Directive — Retype the stretch from "Here, disk means" through "document with it." in the CouchDB documentation below.

Source text —
****************

This returns the current revision of the document, but with an additional field, _revs, the value being a list of the available revision IDs. Note though that not every of those revisions of the document is necessarily still stored on disk. For example, the content of an old revision may get removed by compacting the database, or it may only exist in a different database if it was replicated.

To get more detailed information about the available document revisions, use the revs_info parameter instead. In this case, the JSON result will contain a _revs_info property, which is an array of objects, for example:

{
  "_revs_info": [
    {"rev": "123456", "status": "disk"},
    {"rev": "234567", "status": "missing"},
    {"rev": "345678", "status": "deleted"},
  ]
}

Here, disk means the revision content is stored on disk and can still be retrieved. The other values indicate that the content of that revision is not available.

PUT

To create new document you can either use a POST operation or a PUT operation. To create/update a named document using the PUT operation, the URL must point to the document's location.

The following is an example HTTP PUT. It will cause the CouchDB server to generate a new revision ID and save the document with it.

PUT /somedatabase/some_doc_id HTTP/1.0
Content-Length: 245
Date: Thu, 17 Aug 2006 05:39:28 +0000GMT
Content-Type: application/json

{
  "Subject":"I like Planktion",
  "Author":"Rusty",
  "PostedDate":"2006-08-15T17:30:12-04:00",
  "Tags":["plankton", "baseball", "decisions"],
  "Body":"I decided today that I don't like baseball. I like plankton."
}

Here is the server's response.

HTTP/1.1 201 OK
Date: Thu, 17 Aug 2006 05:39:28 +0000GMT
Content-Type: application/json
Connection: close

{"ok": true, "id": "some_doc_id", "rev": "946B7D1C"}

To update an existing document, you also issue a PUT request. In this case, the JSON body must contain a _rev property, which lets CouchDB know which revision the edits are based on. If the revision of the document currently stored in the database doesn't match, then a 409 conflict error is returned.

If the revision number does match what's in the database, a new revision number is generated and returned to the client.

For example:

PUT /somedatabase/some_doc_id HTTP/1.0
Content-Length: 245
Date: Thu, 17 Aug 2006 05:39:28 +0000GMT
Content-Type: application/json

{
  "_id":"some_doc_id",
  "_rev":"946B7D1C",
  "Subject":"I like Planktion",
  "Author":"Rusty",
  "PostedDate":"2006-08-15T17:30:12-04:00",
  "Tags":["plankton", "baseball", "decisions"],
  "Body":"I decided today that I don't like baseball. I like plankton."
}

Here is the server's response if what is stored in the database is revision 946B7D1C of document some_doc_id.

HTTP/1.1 201 OK
Date: Thu, 17 Aug 2006 05:39:28 +0000GMT
Content-Type: application/json
Connection: close

{"ok":true, "id":"some_doc_id", "rev":"946B7D1C"}

And here is the server's response if there is an update conflict (what is currently stored in the database is not revision 946B7D1C of document some_doc_id).

****************

Dataset excerpts —
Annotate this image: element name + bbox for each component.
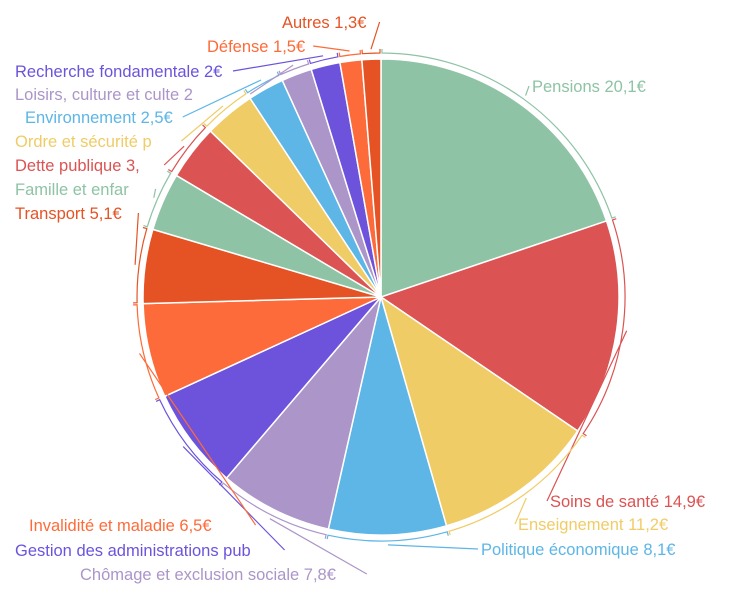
leader-lines [133, 21, 628, 575]
slice-autres [361, 58, 382, 298]
leader-autres [361, 21, 381, 55]
label-recherche-fondamentale: Recherche fondamentale 2€ [15, 63, 222, 81]
label-defense: Défense 1,5€ [207, 38, 305, 56]
label-politique-economique: Politique économique 8,1€ [481, 541, 675, 559]
leader-politique-economique [326, 531, 479, 550]
leader-gestion-des-administrations-pub [155, 398, 286, 551]
leader-ordre-et-securite-p [181, 90, 247, 142]
leader-dette-publique [163, 124, 207, 173]
leader-enseignement [448, 434, 586, 536]
label-pensions: Pensions 20,1€ [532, 78, 646, 96]
label-enseignement: Enseignement 11,2€ [518, 516, 668, 534]
leader-defense [313, 45, 362, 58]
leader-famille-et-enfar [143, 170, 172, 228]
slice-labels: Pensions 20,1€ Soins de santé 14,9€ Enseig… [15, 14, 705, 584]
label-environnement: Environnement 2,5€ [25, 109, 173, 127]
label-transport: Transport 5,1€ [15, 205, 122, 223]
leader-loisirs-culture-et-culte [249, 60, 310, 95]
slice-politique-economique [327, 296, 448, 536]
label-ordre-et-securite-p: Ordre et sécurité p [15, 133, 152, 151]
slice-pensions [380, 58, 608, 299]
leader-invalidite-et-maladie [133, 304, 257, 526]
leader-chomage-et-exclusion-sociale [220, 482, 368, 575]
leader-soins-de-sante [546, 218, 628, 502]
label-loisirs-culture-et-culte: Loisirs, culture et culte 2 [15, 86, 193, 104]
leader-recherche-fondamentale [232, 52, 339, 72]
label-autres: Autres 1,3€ [282, 14, 366, 32]
leader-pensions [381, 49, 616, 219]
leader-environnement [182, 71, 280, 118]
label-famille-et-enfar: Famille et enfar [15, 181, 129, 199]
label-soins-de-sante: Soins de santé 14,9€ [550, 493, 705, 511]
slice-chomage-et-exclusion-sociale [225, 296, 382, 530]
label-gestion-des-administrations-pub: Gestion des administrations pub [15, 542, 251, 560]
leader-transport [133, 212, 148, 304]
label-chomage-et-exclusion-sociale: Chômage et exclusion sociale 7,8€ [80, 566, 336, 584]
pie-slices [142, 58, 620, 536]
slice-gestion-des-administrations-pub [163, 296, 382, 480]
label-invalidite-et-maladie: Invalidité et maladie 6,5€ [29, 517, 212, 535]
label-dette-publique: Dette publique 3, [15, 157, 140, 175]
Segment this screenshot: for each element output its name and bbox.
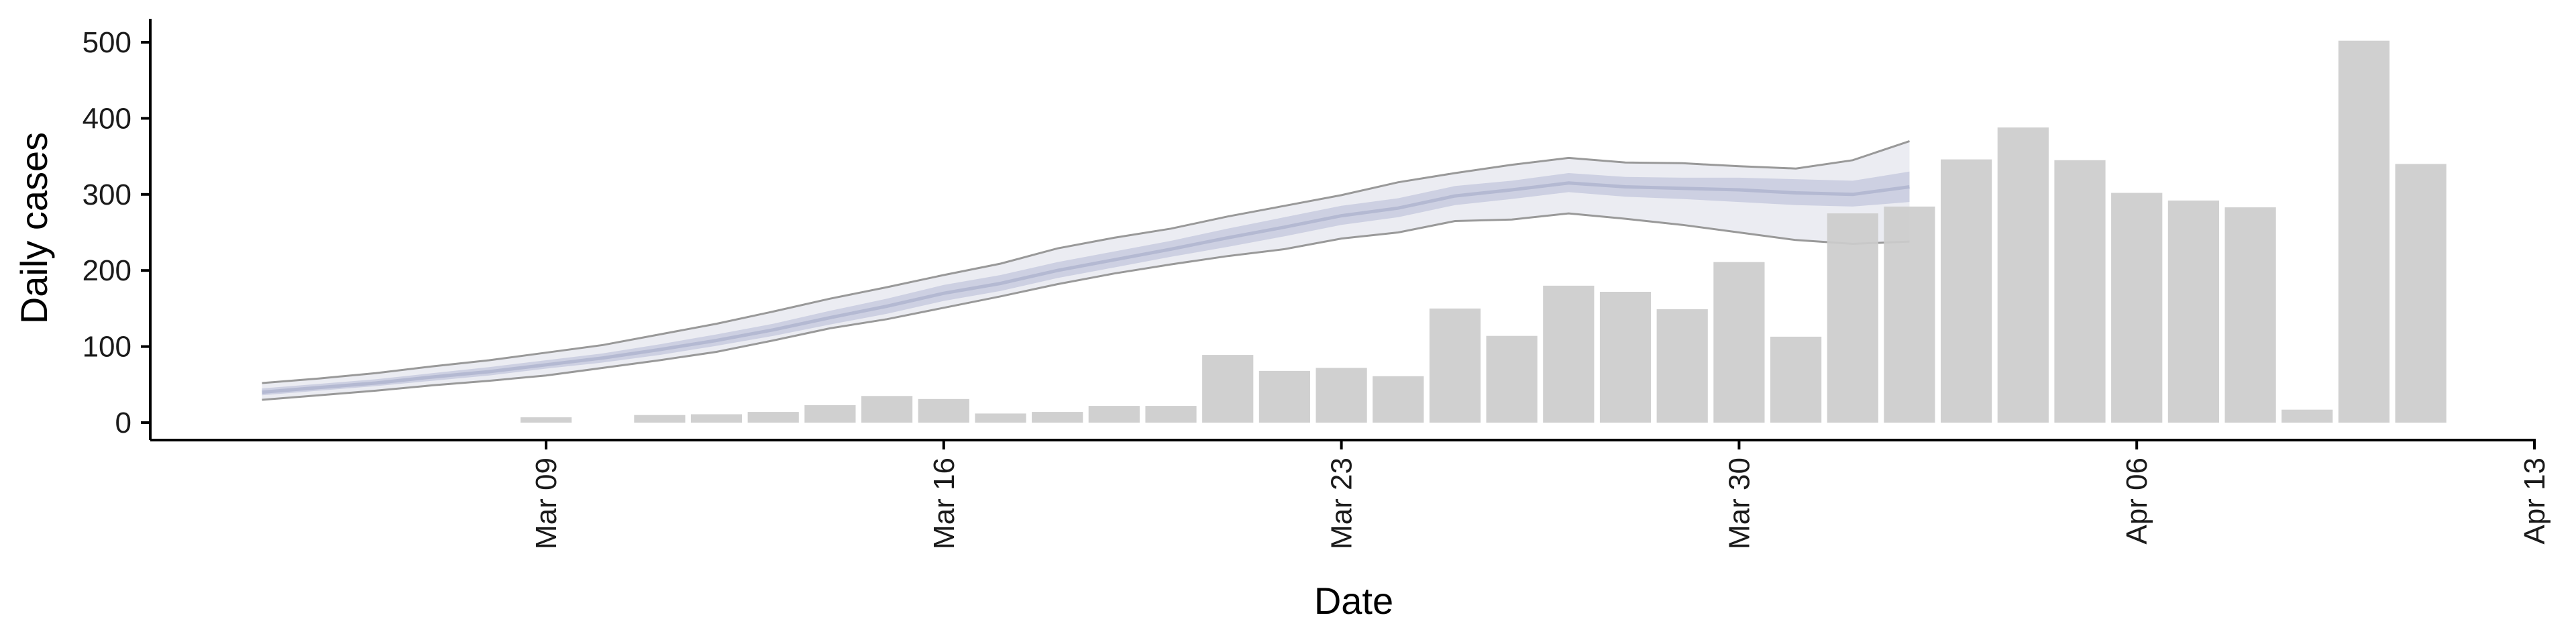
bar bbox=[1145, 406, 1197, 423]
bar bbox=[1543, 285, 1595, 423]
bar bbox=[1884, 206, 1935, 423]
bar bbox=[1429, 308, 1481, 423]
y-tick-label: 100 bbox=[83, 331, 131, 364]
estimate-layer bbox=[262, 140, 1910, 401]
bar bbox=[2167, 200, 2219, 423]
bar bbox=[520, 417, 572, 423]
bar bbox=[2338, 40, 2390, 423]
bar bbox=[1486, 335, 1538, 423]
bar bbox=[1827, 213, 1878, 423]
y-tick-label: 200 bbox=[83, 254, 131, 287]
y-tick-label: 300 bbox=[83, 178, 131, 211]
bar bbox=[1258, 370, 1310, 423]
bars-layer bbox=[520, 40, 2447, 423]
estimate-inner-band bbox=[262, 171, 1910, 396]
bar bbox=[975, 413, 1026, 423]
bar bbox=[1316, 368, 1367, 423]
bar bbox=[1656, 309, 1708, 423]
bar bbox=[1599, 292, 1652, 423]
bar bbox=[1713, 262, 1765, 423]
x-tick-label: Mar 30 bbox=[1723, 458, 1756, 549]
bar bbox=[2395, 164, 2447, 423]
bar bbox=[1770, 336, 1822, 423]
bar bbox=[1373, 376, 1424, 423]
x-tick-label: Mar 16 bbox=[928, 458, 961, 549]
bar bbox=[1032, 412, 1083, 423]
bar bbox=[2282, 409, 2333, 423]
x-tick-label: Apr 13 bbox=[2518, 458, 2551, 545]
y-tick-label: 400 bbox=[83, 102, 131, 135]
bar bbox=[747, 412, 799, 423]
bar bbox=[690, 414, 743, 423]
bar bbox=[1941, 159, 1992, 423]
bar bbox=[634, 415, 686, 423]
estimate-upper-bound-line bbox=[262, 140, 1910, 384]
y-ticks: 0 100 200 300 400 500 bbox=[83, 26, 150, 439]
y-tick-label: 0 bbox=[115, 407, 131, 439]
bar bbox=[1997, 127, 2049, 423]
bar bbox=[2111, 193, 2163, 423]
x-tick-label: Mar 09 bbox=[530, 458, 563, 549]
x-ticks: Mar 09 Mar 16 Mar 23 Mar 30 Apr 06 Apr 13 bbox=[530, 440, 2551, 549]
bar bbox=[804, 405, 856, 423]
bar bbox=[1202, 355, 1254, 423]
x-tick-label: Mar 23 bbox=[1326, 458, 1358, 549]
axes-layer bbox=[149, 19, 2536, 441]
bar bbox=[1088, 406, 1140, 423]
estimate-median-line bbox=[262, 181, 1910, 394]
bar bbox=[2224, 207, 2276, 423]
x-axis-title: Date bbox=[1314, 580, 1393, 622]
y-tick-label: 500 bbox=[83, 26, 131, 59]
estimate-lower-bound-line bbox=[262, 212, 1910, 401]
x-tick-label: Apr 06 bbox=[2121, 458, 2153, 545]
bar bbox=[2054, 160, 2106, 423]
bar bbox=[918, 398, 969, 423]
bar bbox=[861, 396, 913, 423]
y-axis-title: Daily cases bbox=[13, 132, 55, 324]
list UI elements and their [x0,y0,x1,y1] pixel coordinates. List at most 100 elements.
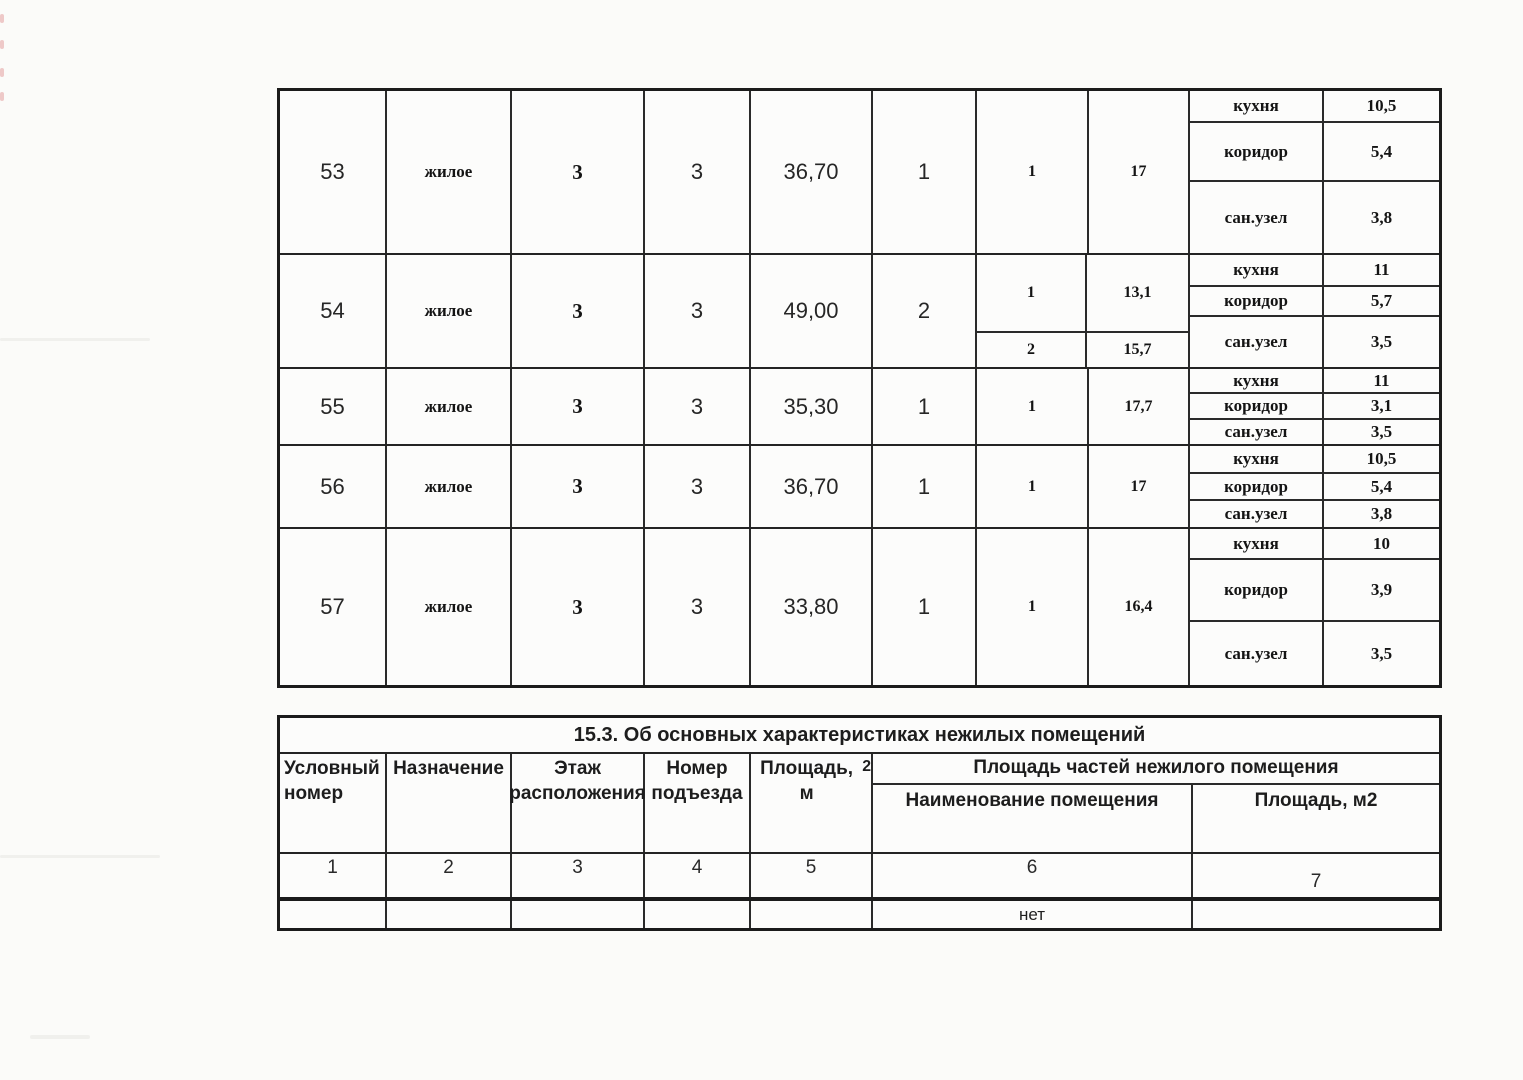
room-area-cell: 17,7 [1089,369,1190,444]
room-number-cell: 1 [977,446,1089,527]
column-number: 2 [387,854,512,897]
part-name-cell: кухня [1190,255,1324,285]
room-row: 1 13,1 [977,255,1188,333]
unit-rooms: 1 13,1 2 15,7 [977,255,1190,367]
part-area-cell: 11 [1373,370,1390,390]
part-row: сан.узел 3,8 [1190,501,1439,527]
part-row: сан.узел 3,5 [1190,420,1439,444]
part-name-cell: сан.узел [1190,420,1324,444]
unit-number-cell: 53 [280,91,387,253]
part-row: коридор 5,4 [1190,474,1439,501]
unit-parts: кухня 11 коридор 5,7 сан.узел 3,5 [1190,255,1439,367]
rooms-count-cell: 1 [873,446,977,527]
part-row: коридор 3,1 [1190,394,1439,420]
empty-cell [512,901,645,928]
empty-cell [387,901,512,928]
room-area-cell: 15,7 [1123,341,1152,358]
header-entrance: Номер подъезда [645,754,751,852]
part-row: кухня 10 [1190,529,1439,560]
empty-cell [280,901,387,928]
scan-artifact [0,338,150,341]
floor-cell: 3 [512,529,645,685]
part-area-cell: 5,4 [1370,141,1393,161]
section-title: 15.3. Об основных характеристиках нежилы… [280,718,1439,754]
column-number: 1 [280,854,387,897]
purpose-cell: жилое [387,91,512,253]
part-name-cell: коридор [1190,560,1324,620]
part-area-cell: 3,8 [1370,504,1393,523]
part-area-cell: 3,9 [1370,580,1393,599]
part-area-cell: 10 [1373,533,1390,553]
column-number: 4 [645,854,751,897]
part-area-cell: 3,5 [1370,332,1393,351]
room-area-cell: 13,1 [1123,284,1152,301]
room-area-cell: 17 [1089,91,1190,253]
column-number: 5 [751,854,873,897]
area-cell: 36,70 [751,91,873,253]
entrance-cell: 3 [645,529,751,685]
nonresidential-table: 15.3. Об основных характеристиках нежилы… [277,715,1442,931]
part-area-cell: 5,7 [1370,291,1393,310]
part-row: сан.узел 3,5 [1190,317,1439,367]
part-name-cell: кухня [1190,369,1324,392]
part-area-cell: 3,5 [1370,422,1393,441]
part-name-cell: кухня [1190,529,1324,558]
scan-artifact [30,1035,90,1039]
header-room-name: Наименование помещения [873,785,1193,852]
scan-artifact [0,855,160,858]
part-area-cell: 3,1 [1370,396,1393,415]
header-floor: Этаж расположения [509,754,646,852]
part-area-cell: 11 [1373,260,1390,279]
entrance-cell: 3 [645,255,751,367]
header-parts-group: Площадь частей нежилого помещения Наимен… [873,754,1439,852]
part-area-cell: 3,8 [1370,207,1393,227]
part-row: кухня 10,5 [1190,91,1439,123]
column-number: 6 [873,854,1193,897]
part-row: кухня 11 [1190,255,1439,287]
scan-artifact [0,14,4,23]
room-name-value: нет [873,901,1193,928]
part-row: сан.узел 3,8 [1190,182,1439,253]
rooms-count-cell: 1 [873,369,977,444]
room-number-cell: 1 [977,91,1089,253]
part-name-cell: кухня [1190,91,1324,121]
empty-cell [751,901,873,928]
purpose-cell: жилое [387,446,512,527]
unit-parts: кухня 11 коридор 3,1 сан.узел 3,5 [1190,369,1439,444]
unit-number-cell: 57 [280,529,387,685]
rooms-count-cell: 1 [873,91,977,253]
part-row: коридор 5,4 [1190,123,1439,182]
rooms-count-cell: 1 [873,529,977,685]
part-area-cell: 10,5 [1366,449,1397,468]
floor-cell: 3 [512,369,645,444]
part-name-cell: сан.узел [1190,182,1324,253]
purpose-cell: жилое [387,369,512,444]
purpose-cell: жилое [387,255,512,367]
header-parts-subrow: Наименование помещения Площадь, м2 [873,785,1439,852]
part-row: кухня 11 [1190,369,1439,394]
unit-number-cell: 56 [280,446,387,527]
room-number-cell: 2 [977,333,1087,367]
table-row: 55 жилое 3 3 35,30 1 1 17,7 кухня 11 кор… [280,369,1439,446]
part-name-cell: кухня [1190,446,1324,472]
unit-parts: кухня 10,5 коридор 5,4 сан.узел 3,8 [1190,446,1439,527]
part-area-cell: 10,5 [1366,96,1397,115]
header-conditional-number: Условный номер [280,754,387,852]
empty-cell [645,901,751,928]
part-name-cell: сан.узел [1190,317,1324,367]
floor-cell: 3 [512,91,645,253]
data-row: нет [280,901,1439,928]
scan-artifact [0,92,4,101]
part-name-cell: коридор [1190,123,1324,180]
table-row: 57 жилое 3 3 33,80 1 1 16,4 кухня 10 кор… [280,529,1439,685]
header-purpose: Назначение [387,754,512,852]
rooms-count-cell: 2 [873,255,977,367]
part-name-cell: коридор [1190,474,1324,499]
area-cell: 49,00 [751,255,873,367]
unit-parts: кухня 10 коридор 3,9 сан.узел 3,5 [1190,529,1439,685]
part-area-cell: 3,5 [1370,643,1393,663]
unit-number-cell: 54 [280,255,387,367]
part-name-cell: коридор [1190,394,1324,418]
room-row: 2 15,7 [977,333,1188,367]
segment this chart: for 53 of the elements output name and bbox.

****************

Output of the task —
Here, disk means the revision content is stored on disk and can still be retrieved. The other values indicate that the content of that revision is not available.

PUT

To create new document you can either use a POST operation or a PUT operation. To create/update a named document using the PUT operation, the URL must point to the document's location.

The following is an example HTTP PUT. It will cause the CouchDB server to generate a new revision ID and save the document with it.